What the task asks: Check each line of the entries below for the string "label"; copy every line where it appears.

Data entries:
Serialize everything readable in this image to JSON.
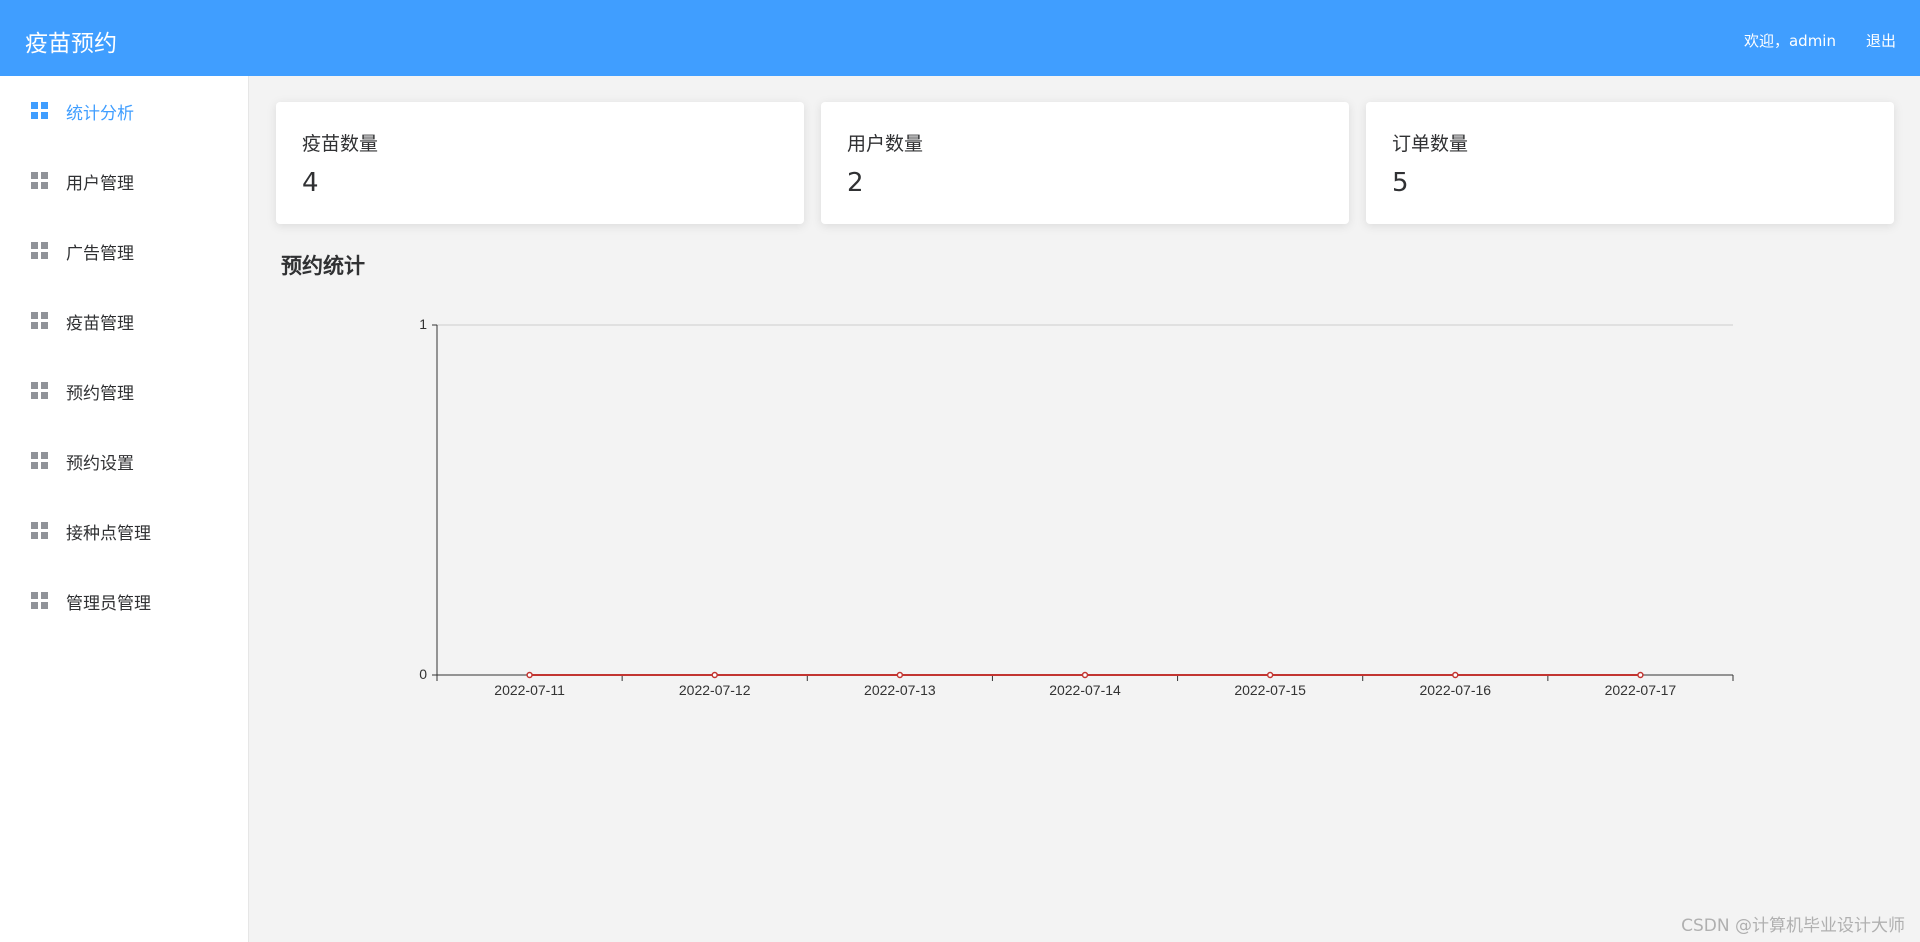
{
  "header": {
    "brand": "疫苗预约",
    "welcome": "欢迎，admin",
    "logout": "退出"
  },
  "sidebar": {
    "items": [
      {
        "label": "统计分析",
        "icon": "grid-icon",
        "active": true
      },
      {
        "label": "用户管理",
        "icon": "grid-icon"
      },
      {
        "label": "广告管理",
        "icon": "grid-icon"
      },
      {
        "label": "疫苗管理",
        "icon": "grid-icon"
      },
      {
        "label": "预约管理",
        "icon": "grid-icon"
      },
      {
        "label": "预约设置",
        "icon": "grid-icon"
      },
      {
        "label": "接种点管理",
        "icon": "grid-icon"
      },
      {
        "label": "管理员管理",
        "icon": "grid-icon"
      }
    ]
  },
  "stats": [
    {
      "title": "疫苗数量",
      "value": "4"
    },
    {
      "title": "用户数量",
      "value": "2"
    },
    {
      "title": "订单数量",
      "value": "5"
    }
  ],
  "section": {
    "title": "预约统计"
  },
  "colors": {
    "accent": "#409eff",
    "line": "#c23531"
  },
  "chart_data": {
    "type": "line",
    "categories": [
      "2022-07-11",
      "2022-07-12",
      "2022-07-13",
      "2022-07-14",
      "2022-07-15",
      "2022-07-16",
      "2022-07-17"
    ],
    "series": [
      {
        "values": [
          0,
          0,
          0,
          0,
          0,
          0,
          0
        ]
      }
    ],
    "ylim": [
      0,
      1
    ],
    "yticks": [
      "0",
      "1"
    ],
    "grid": true
  },
  "watermark": "CSDN @计算机毕业设计大师"
}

Result:
        "label": "统计分析",
        "label": "用户管理",
        "label": "广告管理",
        "label": "疫苗管理",
        "label": "预约管理",
        "label": "预约设置",
        "label": "接种点管理",
        "label": "管理员管理",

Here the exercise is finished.